• _DATA ROWS_:
>>>

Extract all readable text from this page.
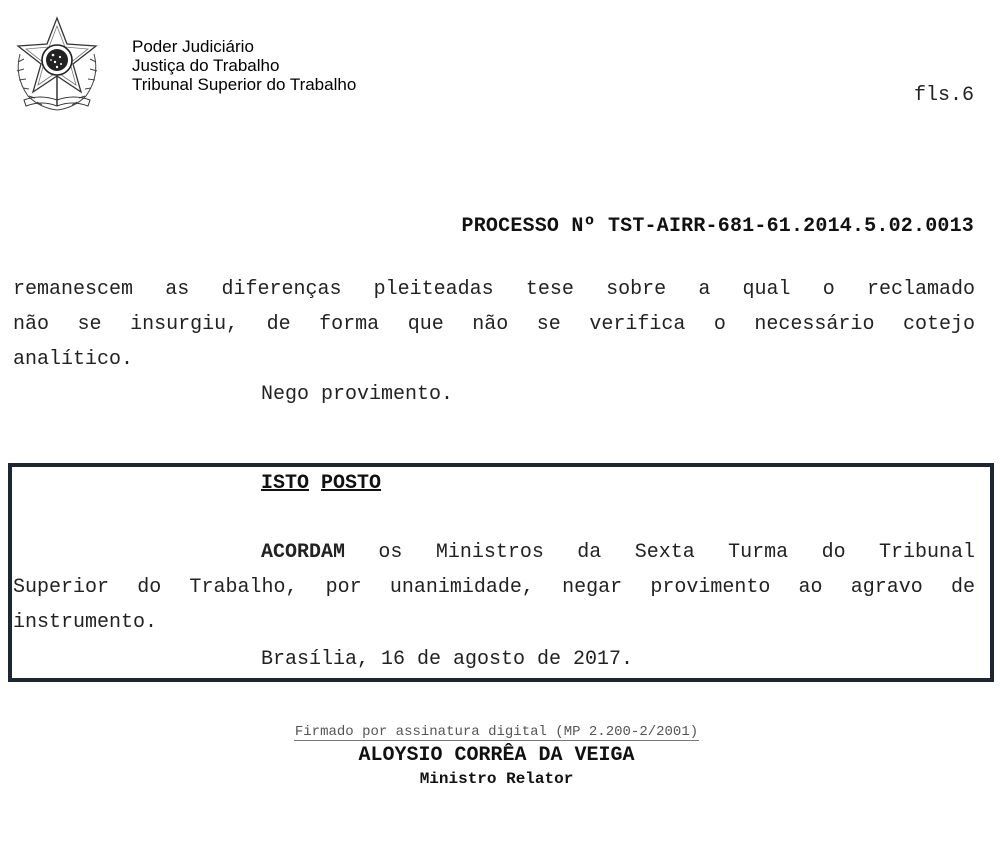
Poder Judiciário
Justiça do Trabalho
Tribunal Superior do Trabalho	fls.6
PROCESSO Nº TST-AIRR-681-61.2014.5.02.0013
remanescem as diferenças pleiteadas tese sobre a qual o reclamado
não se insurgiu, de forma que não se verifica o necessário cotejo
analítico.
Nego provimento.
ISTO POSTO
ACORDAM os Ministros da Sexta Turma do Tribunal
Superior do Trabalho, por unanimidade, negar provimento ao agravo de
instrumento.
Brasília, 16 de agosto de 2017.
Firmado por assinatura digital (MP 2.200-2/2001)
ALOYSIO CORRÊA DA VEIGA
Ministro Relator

<<<
>>>

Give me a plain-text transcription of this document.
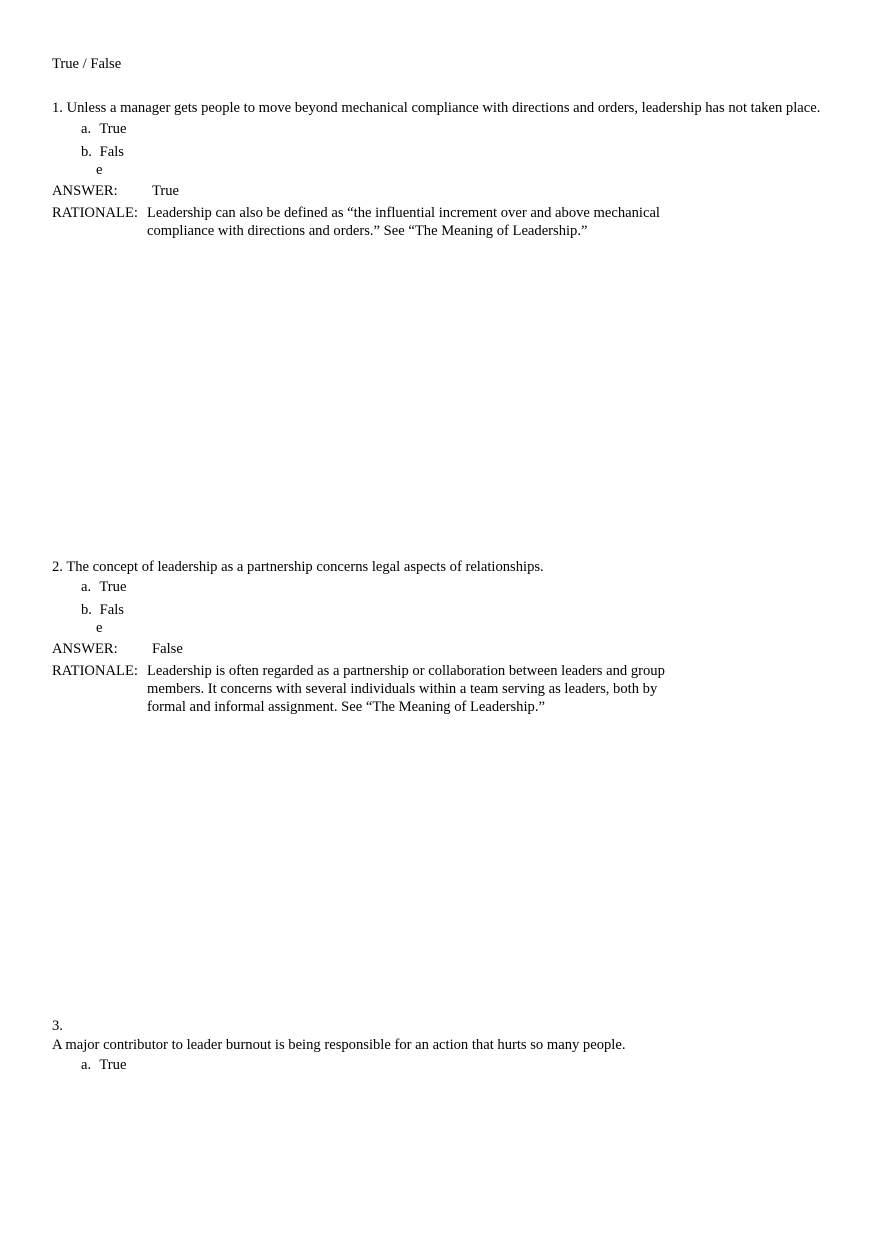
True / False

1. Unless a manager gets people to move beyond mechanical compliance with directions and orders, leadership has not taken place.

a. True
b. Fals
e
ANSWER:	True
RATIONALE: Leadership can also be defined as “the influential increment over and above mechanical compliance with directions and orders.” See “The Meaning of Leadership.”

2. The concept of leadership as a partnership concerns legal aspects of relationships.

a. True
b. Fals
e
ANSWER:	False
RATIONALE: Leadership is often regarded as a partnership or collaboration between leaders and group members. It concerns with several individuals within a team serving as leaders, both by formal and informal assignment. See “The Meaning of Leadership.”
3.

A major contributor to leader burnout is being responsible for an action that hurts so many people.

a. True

<<<

• _EXERCISE TASK_:
From the data above, count the lines where "this" occurs and give that figure and nothing else.

• _FINISHED EXERCISE_:
2